* **Work to be completed**: Using the listing below, report all lines holding the word "standards".
____________
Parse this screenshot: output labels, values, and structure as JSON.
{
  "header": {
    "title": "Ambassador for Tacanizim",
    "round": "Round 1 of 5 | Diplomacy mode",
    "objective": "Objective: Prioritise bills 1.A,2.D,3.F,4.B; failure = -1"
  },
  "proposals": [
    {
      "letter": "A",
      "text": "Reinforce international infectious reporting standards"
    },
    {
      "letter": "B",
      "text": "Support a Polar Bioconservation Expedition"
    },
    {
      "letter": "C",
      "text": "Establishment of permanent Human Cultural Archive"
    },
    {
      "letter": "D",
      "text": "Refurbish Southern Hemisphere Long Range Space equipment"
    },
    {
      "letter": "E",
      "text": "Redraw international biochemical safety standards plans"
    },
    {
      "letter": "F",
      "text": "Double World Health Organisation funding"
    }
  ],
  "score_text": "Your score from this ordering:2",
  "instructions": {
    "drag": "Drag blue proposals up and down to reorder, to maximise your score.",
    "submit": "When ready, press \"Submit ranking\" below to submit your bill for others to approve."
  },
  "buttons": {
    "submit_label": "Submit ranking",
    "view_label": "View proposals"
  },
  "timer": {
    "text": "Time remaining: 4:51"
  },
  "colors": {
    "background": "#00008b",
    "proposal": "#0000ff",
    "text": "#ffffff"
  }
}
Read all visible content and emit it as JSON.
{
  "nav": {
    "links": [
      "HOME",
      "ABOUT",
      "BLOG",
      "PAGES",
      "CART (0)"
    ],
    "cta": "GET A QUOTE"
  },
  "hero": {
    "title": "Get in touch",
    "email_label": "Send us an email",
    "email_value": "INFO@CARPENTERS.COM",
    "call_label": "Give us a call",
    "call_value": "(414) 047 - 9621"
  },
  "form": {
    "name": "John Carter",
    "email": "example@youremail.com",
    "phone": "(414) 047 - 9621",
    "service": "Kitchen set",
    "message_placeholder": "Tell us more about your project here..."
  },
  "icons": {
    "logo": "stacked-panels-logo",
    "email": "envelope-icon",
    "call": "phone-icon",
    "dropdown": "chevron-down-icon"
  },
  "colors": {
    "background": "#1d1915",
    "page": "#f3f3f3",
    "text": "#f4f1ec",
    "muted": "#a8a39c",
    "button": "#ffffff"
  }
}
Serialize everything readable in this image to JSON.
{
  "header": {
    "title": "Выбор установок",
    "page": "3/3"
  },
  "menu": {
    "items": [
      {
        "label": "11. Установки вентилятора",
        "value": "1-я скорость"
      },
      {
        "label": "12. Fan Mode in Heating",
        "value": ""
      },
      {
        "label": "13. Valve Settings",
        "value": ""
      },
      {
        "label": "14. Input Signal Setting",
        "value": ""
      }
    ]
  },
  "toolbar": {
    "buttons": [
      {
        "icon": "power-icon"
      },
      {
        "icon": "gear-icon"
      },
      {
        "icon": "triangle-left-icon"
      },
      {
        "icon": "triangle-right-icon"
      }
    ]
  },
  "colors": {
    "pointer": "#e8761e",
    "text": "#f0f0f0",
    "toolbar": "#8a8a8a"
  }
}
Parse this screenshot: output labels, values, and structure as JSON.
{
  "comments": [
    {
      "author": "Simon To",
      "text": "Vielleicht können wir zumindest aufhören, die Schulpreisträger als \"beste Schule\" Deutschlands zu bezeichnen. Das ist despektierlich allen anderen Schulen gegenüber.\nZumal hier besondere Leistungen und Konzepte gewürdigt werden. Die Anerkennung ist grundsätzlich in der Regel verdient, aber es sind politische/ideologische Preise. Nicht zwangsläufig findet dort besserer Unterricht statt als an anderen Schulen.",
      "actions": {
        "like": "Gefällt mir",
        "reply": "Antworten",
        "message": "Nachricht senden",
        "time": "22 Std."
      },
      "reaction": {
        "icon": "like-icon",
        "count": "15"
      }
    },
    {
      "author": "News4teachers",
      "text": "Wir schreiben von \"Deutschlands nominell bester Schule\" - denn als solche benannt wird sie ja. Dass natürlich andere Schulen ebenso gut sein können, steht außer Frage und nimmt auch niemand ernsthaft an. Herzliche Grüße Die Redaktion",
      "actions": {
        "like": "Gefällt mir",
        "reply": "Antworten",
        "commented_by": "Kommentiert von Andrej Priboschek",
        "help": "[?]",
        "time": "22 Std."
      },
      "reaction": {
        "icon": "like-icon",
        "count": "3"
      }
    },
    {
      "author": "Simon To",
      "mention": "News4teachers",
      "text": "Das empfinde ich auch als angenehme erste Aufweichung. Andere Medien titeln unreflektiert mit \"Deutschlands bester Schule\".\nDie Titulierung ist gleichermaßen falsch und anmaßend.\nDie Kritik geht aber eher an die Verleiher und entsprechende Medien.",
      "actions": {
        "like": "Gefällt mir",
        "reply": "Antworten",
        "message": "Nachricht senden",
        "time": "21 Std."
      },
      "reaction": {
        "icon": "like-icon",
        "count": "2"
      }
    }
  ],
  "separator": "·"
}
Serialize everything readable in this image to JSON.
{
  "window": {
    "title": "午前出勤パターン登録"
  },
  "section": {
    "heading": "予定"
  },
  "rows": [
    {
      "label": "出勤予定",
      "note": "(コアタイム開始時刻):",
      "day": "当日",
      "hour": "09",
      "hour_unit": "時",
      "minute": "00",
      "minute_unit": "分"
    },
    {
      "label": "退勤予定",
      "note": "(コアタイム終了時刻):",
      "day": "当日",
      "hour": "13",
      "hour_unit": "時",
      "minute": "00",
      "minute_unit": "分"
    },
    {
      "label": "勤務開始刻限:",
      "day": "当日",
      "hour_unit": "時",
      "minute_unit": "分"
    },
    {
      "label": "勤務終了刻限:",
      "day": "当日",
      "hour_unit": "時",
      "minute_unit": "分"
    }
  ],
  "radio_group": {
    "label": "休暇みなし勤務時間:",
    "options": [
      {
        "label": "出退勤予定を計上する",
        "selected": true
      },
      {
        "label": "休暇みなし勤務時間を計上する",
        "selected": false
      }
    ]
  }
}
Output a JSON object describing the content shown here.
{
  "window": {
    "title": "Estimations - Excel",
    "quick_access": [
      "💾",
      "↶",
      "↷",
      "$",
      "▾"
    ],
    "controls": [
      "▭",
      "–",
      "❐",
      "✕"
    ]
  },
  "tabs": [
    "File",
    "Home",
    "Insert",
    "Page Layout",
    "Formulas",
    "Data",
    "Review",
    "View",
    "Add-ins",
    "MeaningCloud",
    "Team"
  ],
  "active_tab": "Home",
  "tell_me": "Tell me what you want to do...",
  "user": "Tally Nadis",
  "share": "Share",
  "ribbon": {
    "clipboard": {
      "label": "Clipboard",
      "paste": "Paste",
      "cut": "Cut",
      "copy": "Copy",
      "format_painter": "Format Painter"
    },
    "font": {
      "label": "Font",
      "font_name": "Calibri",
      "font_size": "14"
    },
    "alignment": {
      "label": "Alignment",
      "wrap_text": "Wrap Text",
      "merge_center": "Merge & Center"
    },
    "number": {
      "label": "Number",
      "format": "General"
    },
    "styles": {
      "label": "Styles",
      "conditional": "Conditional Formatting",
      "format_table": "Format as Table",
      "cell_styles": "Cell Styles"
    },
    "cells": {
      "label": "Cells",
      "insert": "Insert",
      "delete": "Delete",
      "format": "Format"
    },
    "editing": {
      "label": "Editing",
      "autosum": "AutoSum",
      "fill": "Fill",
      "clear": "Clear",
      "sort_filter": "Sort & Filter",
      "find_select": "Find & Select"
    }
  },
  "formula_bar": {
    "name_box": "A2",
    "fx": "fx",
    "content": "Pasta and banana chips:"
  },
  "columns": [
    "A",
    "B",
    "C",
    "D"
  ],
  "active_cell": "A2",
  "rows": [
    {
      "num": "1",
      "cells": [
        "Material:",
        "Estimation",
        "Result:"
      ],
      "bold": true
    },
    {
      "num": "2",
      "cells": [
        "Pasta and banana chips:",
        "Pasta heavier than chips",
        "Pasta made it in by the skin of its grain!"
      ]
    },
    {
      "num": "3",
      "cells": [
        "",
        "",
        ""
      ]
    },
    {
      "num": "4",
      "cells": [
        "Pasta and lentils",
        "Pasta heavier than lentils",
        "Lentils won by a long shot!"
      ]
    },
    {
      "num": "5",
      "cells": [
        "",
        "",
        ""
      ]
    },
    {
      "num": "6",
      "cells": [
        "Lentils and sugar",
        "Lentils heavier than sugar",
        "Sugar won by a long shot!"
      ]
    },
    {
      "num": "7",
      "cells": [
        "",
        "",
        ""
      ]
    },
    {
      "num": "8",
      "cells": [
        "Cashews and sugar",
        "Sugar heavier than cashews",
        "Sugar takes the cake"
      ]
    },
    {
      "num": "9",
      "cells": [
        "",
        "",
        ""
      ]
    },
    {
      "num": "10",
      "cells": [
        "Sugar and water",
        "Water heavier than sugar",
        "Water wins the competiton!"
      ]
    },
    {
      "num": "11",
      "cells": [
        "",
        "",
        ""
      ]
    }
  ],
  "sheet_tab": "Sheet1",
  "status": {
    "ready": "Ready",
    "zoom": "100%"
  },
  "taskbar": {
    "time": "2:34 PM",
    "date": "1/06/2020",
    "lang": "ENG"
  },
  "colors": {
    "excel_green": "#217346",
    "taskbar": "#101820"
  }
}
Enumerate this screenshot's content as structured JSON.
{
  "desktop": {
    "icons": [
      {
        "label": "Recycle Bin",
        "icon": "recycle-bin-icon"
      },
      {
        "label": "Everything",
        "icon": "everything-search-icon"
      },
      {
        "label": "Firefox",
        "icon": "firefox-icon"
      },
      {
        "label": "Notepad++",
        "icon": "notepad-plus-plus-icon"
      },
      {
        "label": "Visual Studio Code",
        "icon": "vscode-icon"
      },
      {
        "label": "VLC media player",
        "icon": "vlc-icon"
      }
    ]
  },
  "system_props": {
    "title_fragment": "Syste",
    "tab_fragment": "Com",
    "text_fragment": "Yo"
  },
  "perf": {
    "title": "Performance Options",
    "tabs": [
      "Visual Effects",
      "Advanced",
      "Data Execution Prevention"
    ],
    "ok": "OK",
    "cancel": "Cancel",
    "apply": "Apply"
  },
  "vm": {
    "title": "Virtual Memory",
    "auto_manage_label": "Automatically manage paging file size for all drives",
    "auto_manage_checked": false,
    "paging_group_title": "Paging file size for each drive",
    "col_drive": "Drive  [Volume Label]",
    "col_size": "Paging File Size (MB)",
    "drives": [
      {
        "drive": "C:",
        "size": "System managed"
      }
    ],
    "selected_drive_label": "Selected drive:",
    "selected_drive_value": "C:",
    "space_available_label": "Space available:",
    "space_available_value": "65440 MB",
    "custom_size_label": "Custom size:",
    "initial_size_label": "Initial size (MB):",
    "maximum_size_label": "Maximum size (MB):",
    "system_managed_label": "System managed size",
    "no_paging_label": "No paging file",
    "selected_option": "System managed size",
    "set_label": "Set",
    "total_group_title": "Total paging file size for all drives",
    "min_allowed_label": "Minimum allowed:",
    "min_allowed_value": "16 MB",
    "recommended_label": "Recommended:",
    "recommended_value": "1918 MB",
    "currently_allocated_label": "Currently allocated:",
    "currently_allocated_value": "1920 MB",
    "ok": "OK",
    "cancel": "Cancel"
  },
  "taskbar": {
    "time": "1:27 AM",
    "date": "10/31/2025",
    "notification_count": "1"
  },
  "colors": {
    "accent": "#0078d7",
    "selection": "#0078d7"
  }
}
____________
* **Correct response**:
      "text": "Reinforce international infectious reporting standards"
      "text": "Redraw international biochemical safety standards plans"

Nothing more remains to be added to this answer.